→ Task
Copy out the data exactly, leaving the pictures behind.

→ Listed records
□ □ □ □

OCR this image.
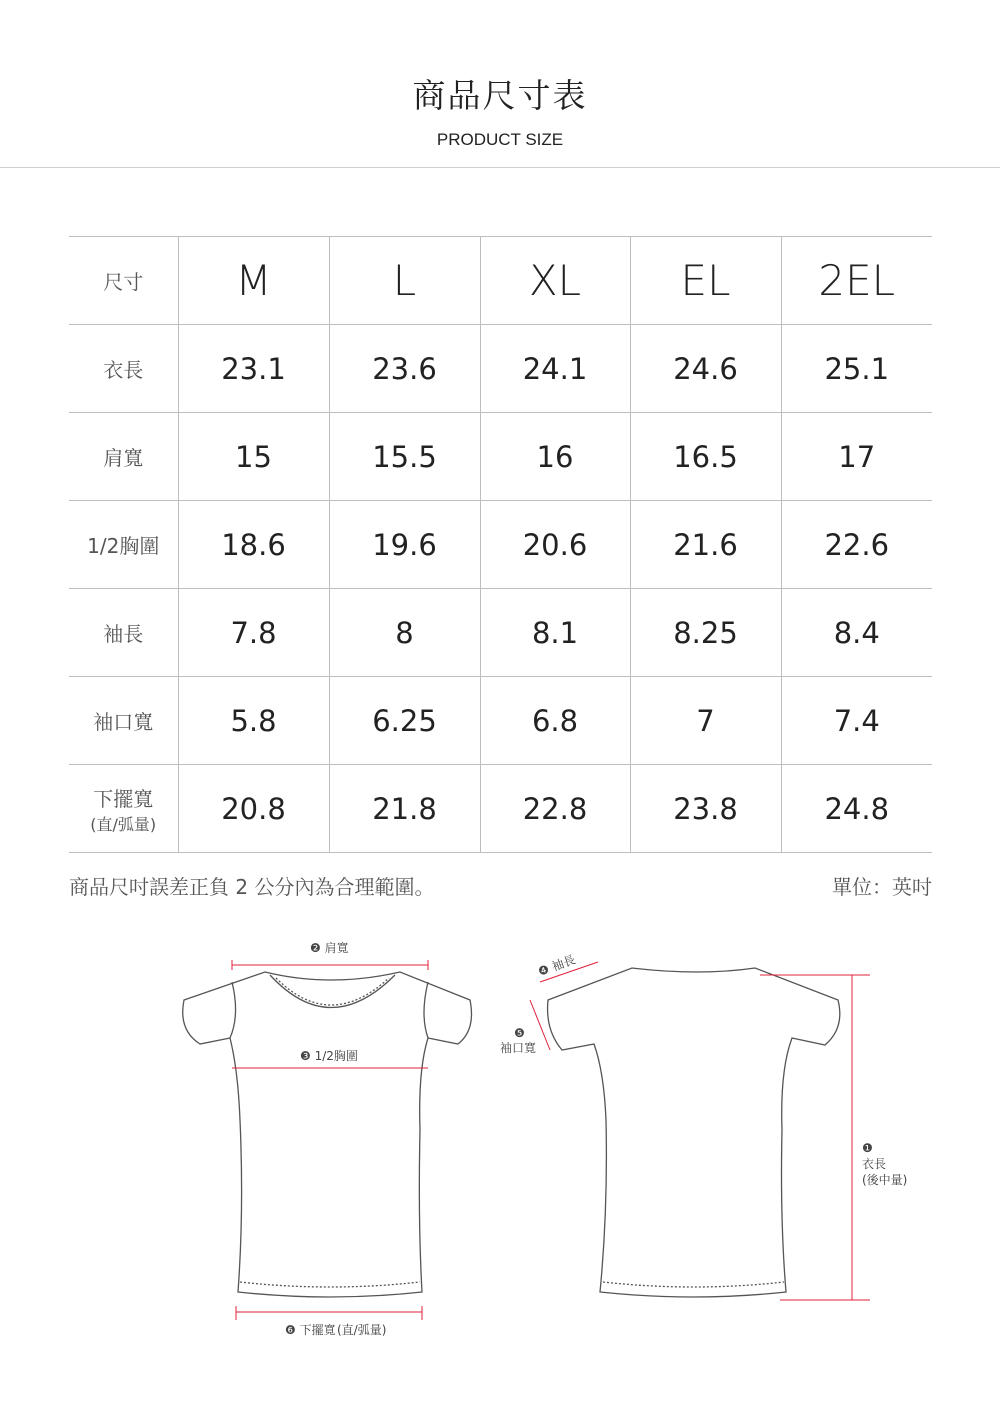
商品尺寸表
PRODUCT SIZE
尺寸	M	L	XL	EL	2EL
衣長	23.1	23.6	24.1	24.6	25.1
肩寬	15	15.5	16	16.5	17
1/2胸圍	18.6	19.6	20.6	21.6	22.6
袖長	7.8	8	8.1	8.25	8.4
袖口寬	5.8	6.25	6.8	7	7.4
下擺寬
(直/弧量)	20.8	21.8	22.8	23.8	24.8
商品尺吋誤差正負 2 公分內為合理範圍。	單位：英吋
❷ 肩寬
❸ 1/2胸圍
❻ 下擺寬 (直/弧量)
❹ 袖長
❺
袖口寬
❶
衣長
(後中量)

□ □ □ □

→ Answer for the task
OCR this image.
商品尺寸表
PRODUCT SIZE
尺寸	M	L	XL	EL	2EL
衣長	23.1	23.6	24.1	24.6	25.1
肩寬	15	15.5	16	16.5	17
1/2胸圍	18.6	19.6	20.6	21.6	22.6
袖長	7.8	8	8.1	8.25	8.4
袖口寬	5.8	6.25	6.8	7	7.4
下擺寬
(直/弧量)	20.8	21.8	22.8	23.8	24.8
商品尺吋誤差正負 2 公分內為合理範圍。	單位：英吋
❷ 肩寬
❸ 1/2胸圍
❻ 下擺寬 (直/弧量)
❹ 袖長
❺
袖口寬
❶
衣長
(後中量)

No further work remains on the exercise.